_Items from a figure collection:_
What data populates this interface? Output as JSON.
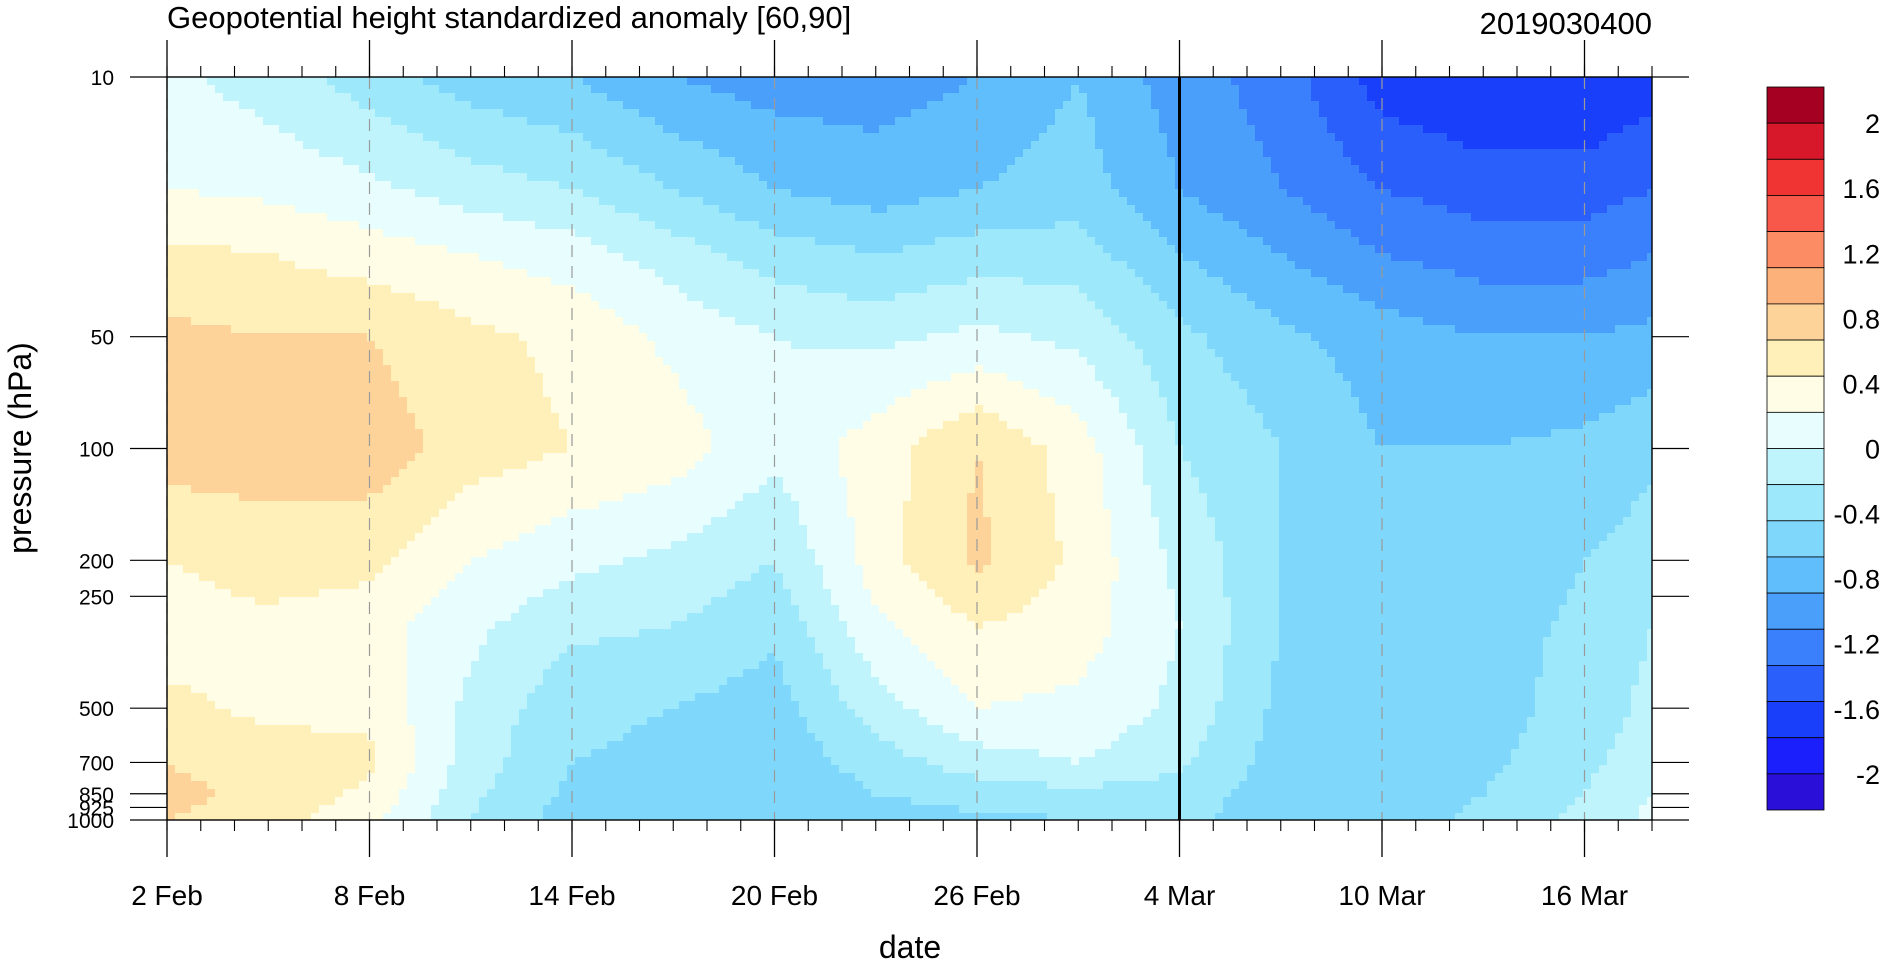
{
  "chart_data": {
    "type": "heatmap",
    "subtype": "filled-contour",
    "title": "Geopotential height standardized anomaly [60,90]",
    "date_label": "2019030400",
    "xlabel": "date",
    "ylabel": "pressure (hPa)",
    "x_tick_labels": [
      "2 Feb",
      "8 Feb",
      "14 Feb",
      "20 Feb",
      "26 Feb",
      "4 Mar",
      "10 Mar",
      "16 Mar"
    ],
    "y_tick_labels": [
      "10",
      "50",
      "100",
      "200",
      "250",
      "500",
      "700",
      "850",
      "925",
      "1000"
    ],
    "y_scale": "log (reversed)",
    "xlim": [
      "2 Feb",
      "18 Mar"
    ],
    "ylim": [
      1000,
      10
    ],
    "current_date_line": "4 Mar",
    "colorbar": {
      "labels": [
        "2",
        "1.6",
        "1.2",
        "0.8",
        "0.4",
        "0",
        "-0.4",
        "-0.8",
        "-1.2",
        "-1.6",
        "-2"
      ],
      "colors": [
        "#a50021",
        "#d7182a",
        "#f03434",
        "#f8584a",
        "#fc8c64",
        "#fdb17a",
        "#fdd39a",
        "#fef0b8",
        "#fffde6",
        "#e8fefe",
        "#bff4fc",
        "#9ee8fb",
        "#7fd8fb",
        "#5fbefb",
        "#4a9ffb",
        "#3a7ffb",
        "#2a5ffb",
        "#1a3ffb",
        "#1a1ffb",
        "#2a0fd8"
      ]
    },
    "approximate_grid": {
      "dates": [
        "2 Feb",
        "5 Feb",
        "8 Feb",
        "11 Feb",
        "14 Feb",
        "17 Feb",
        "20 Feb",
        "23 Feb",
        "26 Feb",
        "1 Mar",
        "4 Mar",
        "7 Mar",
        "10 Mar",
        "13 Mar",
        "16 Mar",
        "18 Mar"
      ],
      "levels_hPa": [
        10,
        20,
        30,
        50,
        100,
        200,
        300,
        500,
        700,
        850,
        1000
      ],
      "values": [
        [
          0.05,
          -0.1,
          -0.3,
          -0.5,
          -0.6,
          -0.8,
          -0.9,
          -0.9,
          -0.8,
          -0.6,
          -0.9,
          -1.1,
          -1.5,
          -1.6,
          -1.6,
          -1.5
        ],
        [
          0.2,
          0.15,
          0.05,
          -0.1,
          -0.2,
          -0.4,
          -0.6,
          -0.7,
          -0.6,
          -0.5,
          -0.8,
          -1.0,
          -1.2,
          -1.3,
          -1.3,
          -1.2
        ],
        [
          0.45,
          0.4,
          0.3,
          0.2,
          0.1,
          -0.1,
          -0.3,
          -0.4,
          -0.3,
          -0.3,
          -0.6,
          -0.8,
          -1.0,
          -1.1,
          -1.1,
          -1.0
        ],
        [
          0.65,
          0.6,
          0.6,
          0.45,
          0.35,
          0.15,
          0.0,
          -0.05,
          0.05,
          -0.05,
          -0.35,
          -0.55,
          -0.7,
          -0.8,
          -0.8,
          -0.75
        ],
        [
          0.7,
          0.7,
          0.72,
          0.5,
          0.4,
          0.3,
          0.05,
          0.3,
          0.6,
          0.3,
          -0.2,
          -0.4,
          -0.6,
          -0.6,
          -0.55,
          -0.45
        ],
        [
          0.4,
          0.5,
          0.45,
          0.2,
          0.05,
          -0.05,
          -0.2,
          0.3,
          0.65,
          0.35,
          -0.05,
          -0.4,
          -0.55,
          -0.55,
          -0.4,
          -0.3
        ],
        [
          0.3,
          0.35,
          0.3,
          0.05,
          -0.15,
          -0.2,
          -0.35,
          0.15,
          0.4,
          0.3,
          0.0,
          -0.4,
          -0.55,
          -0.5,
          -0.35,
          -0.2
        ],
        [
          0.45,
          0.35,
          0.35,
          -0.05,
          -0.35,
          -0.4,
          -0.5,
          -0.1,
          0.2,
          0.15,
          -0.05,
          -0.45,
          -0.6,
          -0.5,
          -0.3,
          -0.15
        ],
        [
          0.6,
          0.5,
          0.45,
          -0.1,
          -0.4,
          -0.45,
          -0.55,
          -0.3,
          -0.1,
          0.0,
          -0.15,
          -0.5,
          -0.6,
          -0.45,
          -0.25,
          -0.1
        ],
        [
          0.65,
          0.55,
          0.35,
          -0.15,
          -0.45,
          -0.45,
          -0.6,
          -0.4,
          -0.3,
          -0.25,
          -0.3,
          -0.5,
          -0.55,
          -0.4,
          -0.2,
          0.0
        ],
        [
          0.6,
          0.5,
          0.25,
          -0.2,
          -0.5,
          -0.5,
          -0.55,
          -0.5,
          -0.45,
          -0.4,
          -0.35,
          -0.5,
          -0.5,
          -0.35,
          -0.15,
          0.05
        ]
      ]
    }
  }
}
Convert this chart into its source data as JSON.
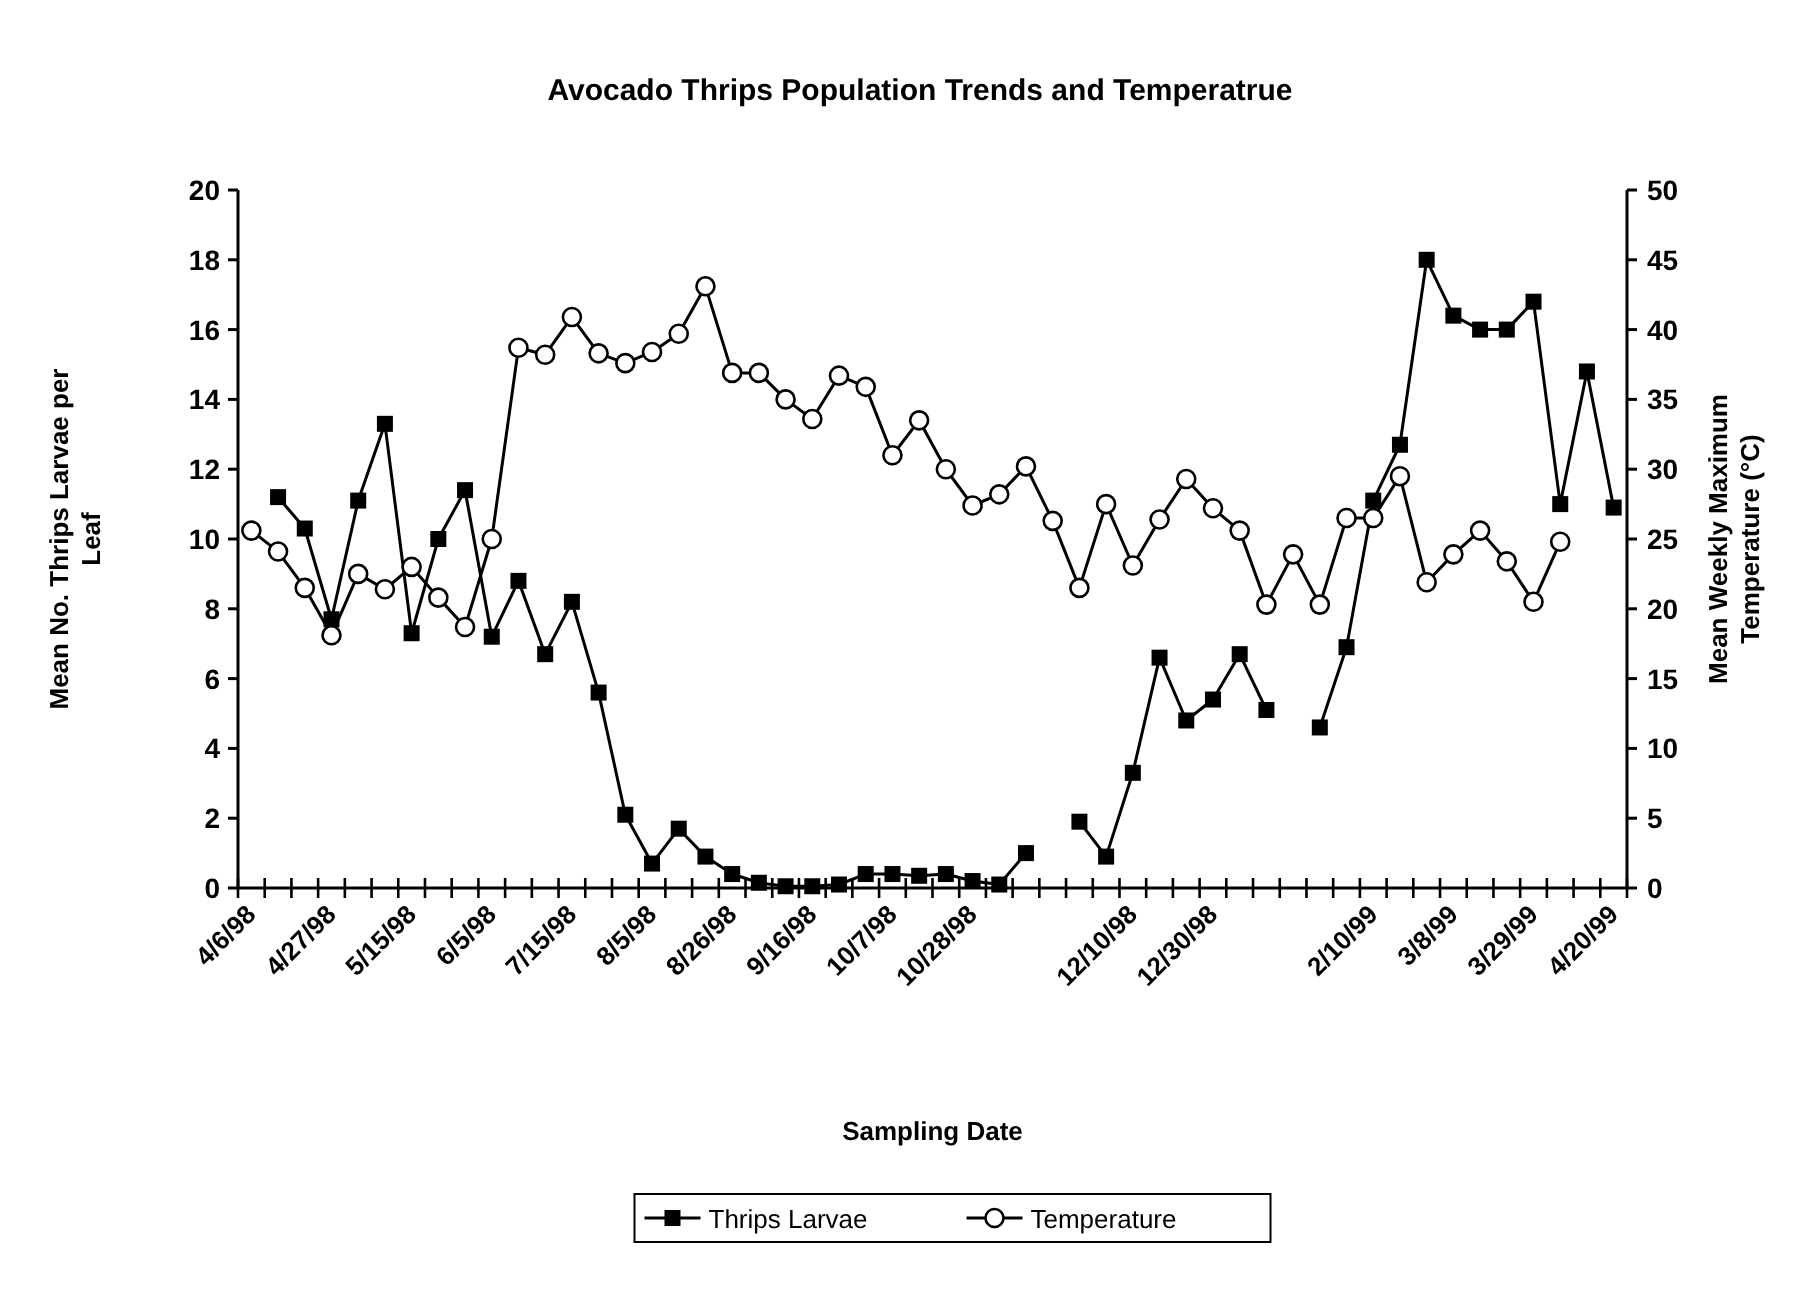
{
  "chart_data": {
    "type": "line",
    "title": "Avocado Thrips Population Trends and Temperatrue",
    "xlabel": "Sampling Date",
    "ylabel": "Mean No. Thrips Larvae per Leaf",
    "y2label": "Mean Weekly Maximum Temperature (°C)",
    "categories": [
      "4/6/98",
      null,
      null,
      "4/27/98",
      null,
      null,
      "5/15/98",
      null,
      null,
      "6/5/98",
      null,
      null,
      "7/15/98",
      null,
      null,
      "8/5/98",
      null,
      null,
      "8/26/98",
      null,
      null,
      "9/16/98",
      null,
      null,
      "10/7/98",
      null,
      null,
      "10/28/98",
      null,
      null,
      null,
      null,
      null,
      "12/10/98",
      null,
      null,
      "12/30/98",
      null,
      null,
      null,
      null,
      null,
      "2/10/99",
      null,
      null,
      "3/8/99",
      null,
      null,
      "3/29/99",
      null,
      null,
      "4/20/99"
    ],
    "series": [
      {
        "name": "Thrips Larvae",
        "color": "#000000",
        "marker": "square",
        "values": [
          null,
          11.2,
          10.3,
          7.7,
          11.1,
          13.3,
          7.3,
          10.0,
          11.4,
          7.2,
          8.8,
          6.7,
          8.2,
          5.6,
          2.1,
          0.7,
          1.7,
          0.9,
          0.4,
          0.15,
          0.05,
          0.05,
          0.1,
          0.4,
          0.4,
          0.35,
          0.4,
          0.2,
          0.1,
          1.0,
          null,
          1.9,
          0.9,
          3.3,
          6.6,
          4.8,
          5.4,
          6.7,
          5.1,
          null,
          4.6,
          6.9,
          11.1,
          12.7,
          18.0,
          16.4,
          16.0,
          16.0,
          16.8,
          11.0,
          14.8,
          10.9
        ]
      },
      {
        "name": "Temperature",
        "color": "#000000",
        "marker": "circle",
        "axis": "y2",
        "values": [
          25.6,
          24.1,
          21.5,
          18.1,
          22.5,
          21.4,
          23.0,
          20.8,
          18.7,
          25.0,
          38.7,
          38.2,
          40.9,
          38.3,
          37.6,
          38.4,
          39.7,
          43.1,
          36.9,
          36.9,
          35.0,
          33.6,
          36.7,
          35.9,
          31.0,
          33.5,
          30.0,
          27.4,
          28.2,
          30.2,
          26.3,
          21.5,
          27.5,
          23.1,
          26.4,
          29.3,
          27.2,
          25.6,
          20.3,
          23.9,
          20.3,
          26.5,
          26.5,
          29.5,
          21.9,
          23.9,
          25.6,
          23.4,
          20.5,
          24.8,
          null,
          null
        ]
      }
    ],
    "ylim": [
      0,
      20
    ],
    "yticks": [
      0,
      2,
      4,
      6,
      8,
      10,
      12,
      14,
      16,
      18,
      20
    ],
    "y2lim": [
      0,
      50
    ],
    "y2ticks": [
      0,
      5,
      10,
      15,
      20,
      25,
      30,
      35,
      40,
      45,
      50
    ],
    "grid": false,
    "legend": "bottom"
  }
}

_YOUR INSTRUCTIONS:_ Collect each line above holding the string "Thrips".

_ANSWER TO THIS TASK:_
    "title": "Avocado Thrips Population Trends and Temperatrue",
    "ylabel": "Mean No. Thrips Larvae per Leaf",
        "name": "Thrips Larvae",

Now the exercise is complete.